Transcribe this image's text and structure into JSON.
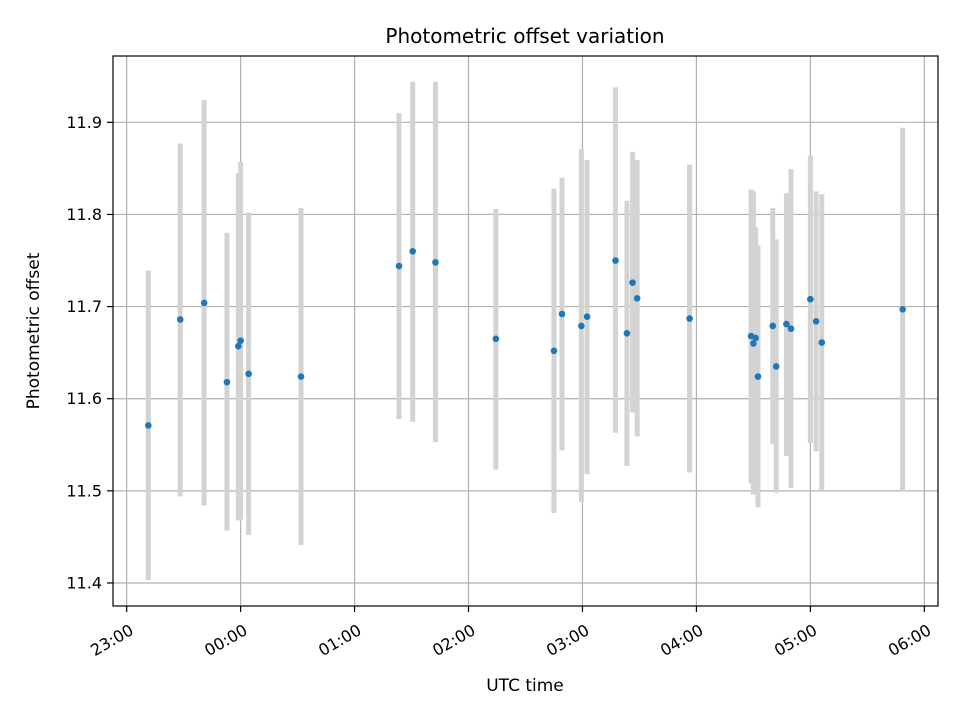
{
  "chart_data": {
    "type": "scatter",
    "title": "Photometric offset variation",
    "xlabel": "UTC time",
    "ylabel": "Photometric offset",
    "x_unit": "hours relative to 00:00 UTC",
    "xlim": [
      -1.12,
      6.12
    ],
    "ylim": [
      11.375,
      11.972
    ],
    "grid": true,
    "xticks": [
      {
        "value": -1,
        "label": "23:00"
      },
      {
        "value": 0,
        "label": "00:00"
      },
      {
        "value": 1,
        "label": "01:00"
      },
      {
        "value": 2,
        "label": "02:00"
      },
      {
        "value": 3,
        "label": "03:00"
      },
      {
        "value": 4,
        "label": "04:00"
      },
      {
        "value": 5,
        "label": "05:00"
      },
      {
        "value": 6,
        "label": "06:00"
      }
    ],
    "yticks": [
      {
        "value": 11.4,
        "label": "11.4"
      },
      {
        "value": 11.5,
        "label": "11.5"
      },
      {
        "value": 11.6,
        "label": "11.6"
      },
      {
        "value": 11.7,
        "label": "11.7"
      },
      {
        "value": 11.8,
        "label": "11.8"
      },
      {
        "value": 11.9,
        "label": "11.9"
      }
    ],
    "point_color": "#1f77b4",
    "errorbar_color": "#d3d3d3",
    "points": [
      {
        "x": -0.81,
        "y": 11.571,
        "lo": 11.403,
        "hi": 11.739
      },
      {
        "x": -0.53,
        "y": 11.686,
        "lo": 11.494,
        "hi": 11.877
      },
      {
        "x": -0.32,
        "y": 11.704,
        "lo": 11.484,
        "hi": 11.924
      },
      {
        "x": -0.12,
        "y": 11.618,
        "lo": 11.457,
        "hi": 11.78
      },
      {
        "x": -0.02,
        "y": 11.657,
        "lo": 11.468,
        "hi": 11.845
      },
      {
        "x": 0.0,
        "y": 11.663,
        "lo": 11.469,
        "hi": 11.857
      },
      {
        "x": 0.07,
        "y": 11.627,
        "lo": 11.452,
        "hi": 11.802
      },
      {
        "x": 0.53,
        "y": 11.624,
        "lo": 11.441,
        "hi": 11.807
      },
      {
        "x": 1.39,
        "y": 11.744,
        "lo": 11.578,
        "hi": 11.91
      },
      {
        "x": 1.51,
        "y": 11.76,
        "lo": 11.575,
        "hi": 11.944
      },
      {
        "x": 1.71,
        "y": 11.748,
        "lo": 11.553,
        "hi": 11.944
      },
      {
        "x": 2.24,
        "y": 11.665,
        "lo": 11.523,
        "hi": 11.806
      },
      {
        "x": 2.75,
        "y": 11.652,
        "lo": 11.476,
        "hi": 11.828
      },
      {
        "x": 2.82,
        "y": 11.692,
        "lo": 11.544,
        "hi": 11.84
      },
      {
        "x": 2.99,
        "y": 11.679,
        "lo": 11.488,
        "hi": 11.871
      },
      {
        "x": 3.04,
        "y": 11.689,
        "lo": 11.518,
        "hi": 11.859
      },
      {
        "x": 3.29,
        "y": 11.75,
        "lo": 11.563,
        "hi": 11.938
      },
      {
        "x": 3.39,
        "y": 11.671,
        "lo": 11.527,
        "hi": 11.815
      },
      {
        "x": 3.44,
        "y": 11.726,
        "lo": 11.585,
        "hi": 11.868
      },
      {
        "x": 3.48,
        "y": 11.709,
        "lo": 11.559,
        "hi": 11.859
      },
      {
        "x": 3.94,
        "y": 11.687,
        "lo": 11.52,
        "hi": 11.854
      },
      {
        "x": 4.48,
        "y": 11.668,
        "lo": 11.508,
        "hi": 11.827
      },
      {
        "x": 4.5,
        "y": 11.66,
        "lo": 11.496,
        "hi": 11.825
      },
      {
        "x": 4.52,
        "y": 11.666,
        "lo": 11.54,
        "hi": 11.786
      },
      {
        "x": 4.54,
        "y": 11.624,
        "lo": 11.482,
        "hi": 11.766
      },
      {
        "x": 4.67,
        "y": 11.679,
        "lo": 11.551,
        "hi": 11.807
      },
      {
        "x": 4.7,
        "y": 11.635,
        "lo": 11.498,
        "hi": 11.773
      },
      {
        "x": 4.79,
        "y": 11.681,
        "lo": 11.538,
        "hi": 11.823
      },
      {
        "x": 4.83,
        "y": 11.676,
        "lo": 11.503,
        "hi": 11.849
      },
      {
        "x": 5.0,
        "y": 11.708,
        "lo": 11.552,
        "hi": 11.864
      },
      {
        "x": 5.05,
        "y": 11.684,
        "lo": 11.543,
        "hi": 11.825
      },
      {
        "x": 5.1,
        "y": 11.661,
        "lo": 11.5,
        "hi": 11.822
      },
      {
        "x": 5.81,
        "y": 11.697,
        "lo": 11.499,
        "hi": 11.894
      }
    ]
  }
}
---
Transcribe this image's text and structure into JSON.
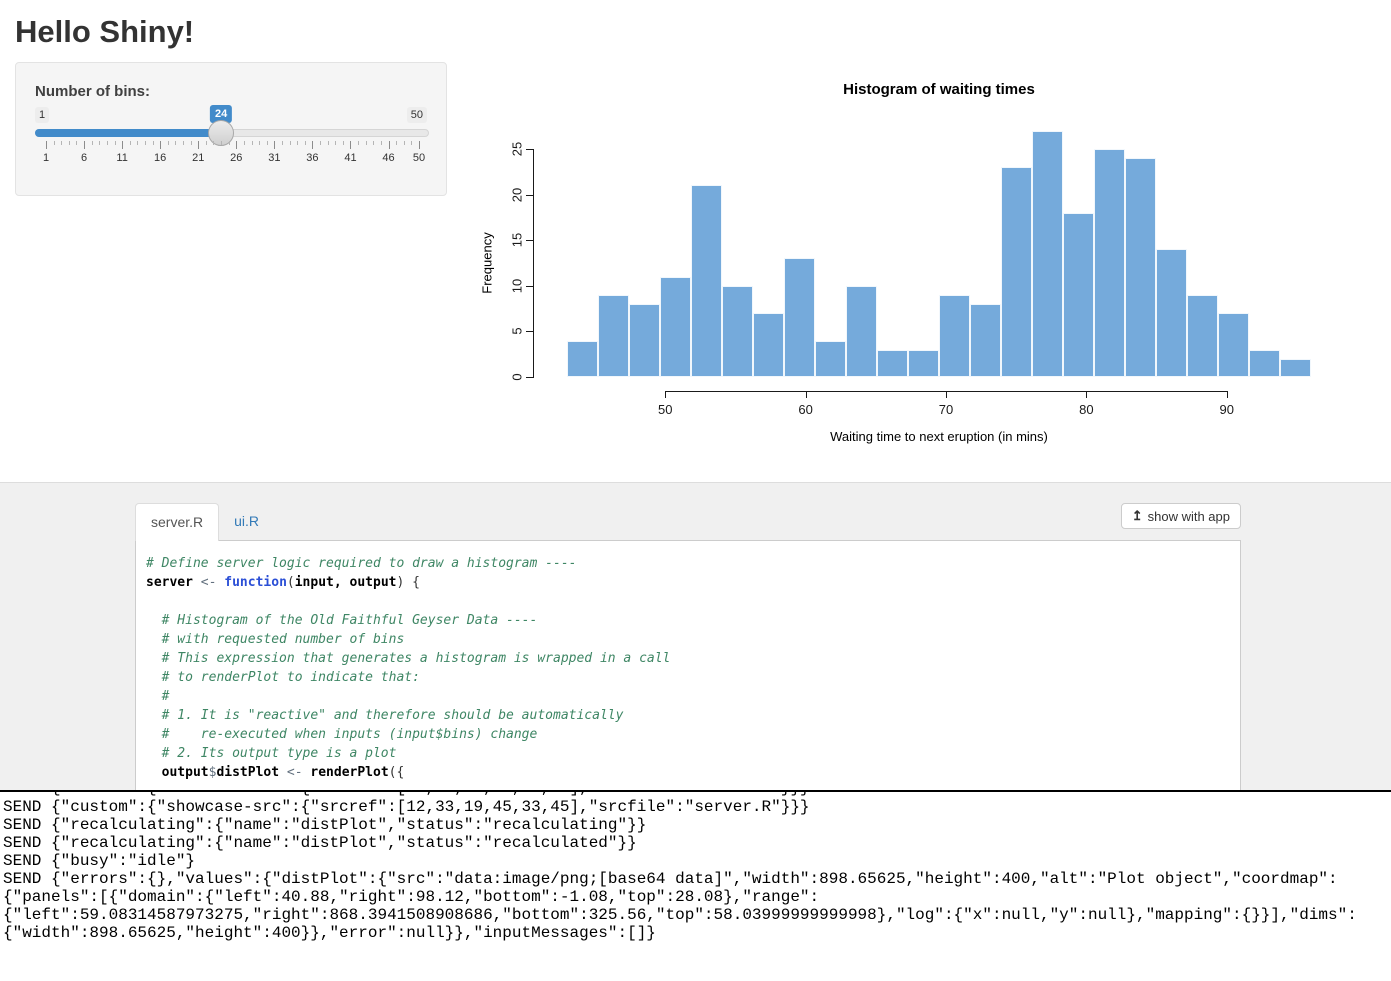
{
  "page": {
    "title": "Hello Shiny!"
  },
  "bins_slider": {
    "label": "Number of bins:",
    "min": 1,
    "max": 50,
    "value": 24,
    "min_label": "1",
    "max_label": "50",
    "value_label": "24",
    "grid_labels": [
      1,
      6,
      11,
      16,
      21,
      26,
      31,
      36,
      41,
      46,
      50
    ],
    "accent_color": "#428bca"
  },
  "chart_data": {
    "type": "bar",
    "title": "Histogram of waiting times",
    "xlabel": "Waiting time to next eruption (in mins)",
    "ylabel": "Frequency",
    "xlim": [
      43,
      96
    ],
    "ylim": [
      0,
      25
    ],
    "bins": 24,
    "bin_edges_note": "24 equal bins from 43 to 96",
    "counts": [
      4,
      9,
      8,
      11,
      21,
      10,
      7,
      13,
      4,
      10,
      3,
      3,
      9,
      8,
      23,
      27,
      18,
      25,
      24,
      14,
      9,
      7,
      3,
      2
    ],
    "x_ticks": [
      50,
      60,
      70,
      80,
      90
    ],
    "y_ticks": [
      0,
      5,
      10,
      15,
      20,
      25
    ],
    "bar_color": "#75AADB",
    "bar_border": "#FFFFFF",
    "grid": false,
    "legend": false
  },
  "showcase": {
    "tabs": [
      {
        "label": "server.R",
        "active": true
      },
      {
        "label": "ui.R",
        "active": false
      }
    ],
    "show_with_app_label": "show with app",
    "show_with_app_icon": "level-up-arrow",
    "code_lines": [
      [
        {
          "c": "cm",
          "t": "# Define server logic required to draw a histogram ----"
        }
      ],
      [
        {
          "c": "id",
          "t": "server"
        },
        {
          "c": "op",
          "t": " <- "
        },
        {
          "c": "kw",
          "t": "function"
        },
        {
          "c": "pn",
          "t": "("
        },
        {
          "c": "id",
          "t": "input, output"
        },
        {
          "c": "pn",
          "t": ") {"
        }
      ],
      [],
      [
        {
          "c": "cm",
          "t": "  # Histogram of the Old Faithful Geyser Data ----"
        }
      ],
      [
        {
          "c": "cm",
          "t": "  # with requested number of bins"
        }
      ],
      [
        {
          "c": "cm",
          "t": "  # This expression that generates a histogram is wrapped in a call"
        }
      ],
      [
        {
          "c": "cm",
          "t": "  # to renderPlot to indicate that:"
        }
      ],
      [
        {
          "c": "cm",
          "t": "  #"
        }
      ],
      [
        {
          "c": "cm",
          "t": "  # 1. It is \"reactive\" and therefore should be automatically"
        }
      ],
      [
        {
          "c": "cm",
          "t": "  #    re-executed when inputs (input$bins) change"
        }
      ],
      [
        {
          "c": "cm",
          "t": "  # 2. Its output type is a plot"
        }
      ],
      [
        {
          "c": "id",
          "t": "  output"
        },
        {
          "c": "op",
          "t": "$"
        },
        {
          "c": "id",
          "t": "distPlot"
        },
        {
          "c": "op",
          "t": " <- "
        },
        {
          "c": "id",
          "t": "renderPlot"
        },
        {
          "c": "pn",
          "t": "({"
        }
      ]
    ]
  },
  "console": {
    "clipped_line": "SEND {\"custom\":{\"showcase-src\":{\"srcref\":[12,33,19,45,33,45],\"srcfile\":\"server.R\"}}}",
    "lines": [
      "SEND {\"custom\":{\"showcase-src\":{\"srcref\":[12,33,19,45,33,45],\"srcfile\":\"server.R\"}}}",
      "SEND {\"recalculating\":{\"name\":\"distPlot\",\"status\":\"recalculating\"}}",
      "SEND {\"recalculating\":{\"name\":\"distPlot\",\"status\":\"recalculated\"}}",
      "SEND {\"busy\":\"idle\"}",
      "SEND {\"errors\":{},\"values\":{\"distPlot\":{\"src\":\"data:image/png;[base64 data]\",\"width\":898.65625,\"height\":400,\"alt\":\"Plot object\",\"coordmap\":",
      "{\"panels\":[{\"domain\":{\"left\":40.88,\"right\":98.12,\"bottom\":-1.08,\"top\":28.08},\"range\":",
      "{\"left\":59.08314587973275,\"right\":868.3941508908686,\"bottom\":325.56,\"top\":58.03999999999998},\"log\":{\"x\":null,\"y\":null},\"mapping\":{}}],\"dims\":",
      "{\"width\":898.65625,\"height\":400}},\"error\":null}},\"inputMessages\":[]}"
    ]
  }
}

* **Task brief**:
Search the records above for "srcref". Copy each line where it is found.

* **Task solution**:
    "clipped_line": "SEND {\"custom\":{\"showcase-src\":{\"srcref\":[12,33,19,45,33,45],\"srcfile\":\"server.R\"}}}",
      "SEND {\"custom\":{\"showcase-src\":{\"srcref\":[12,33,19,45,33,45],\"srcfile\":\"server.R\"}}}",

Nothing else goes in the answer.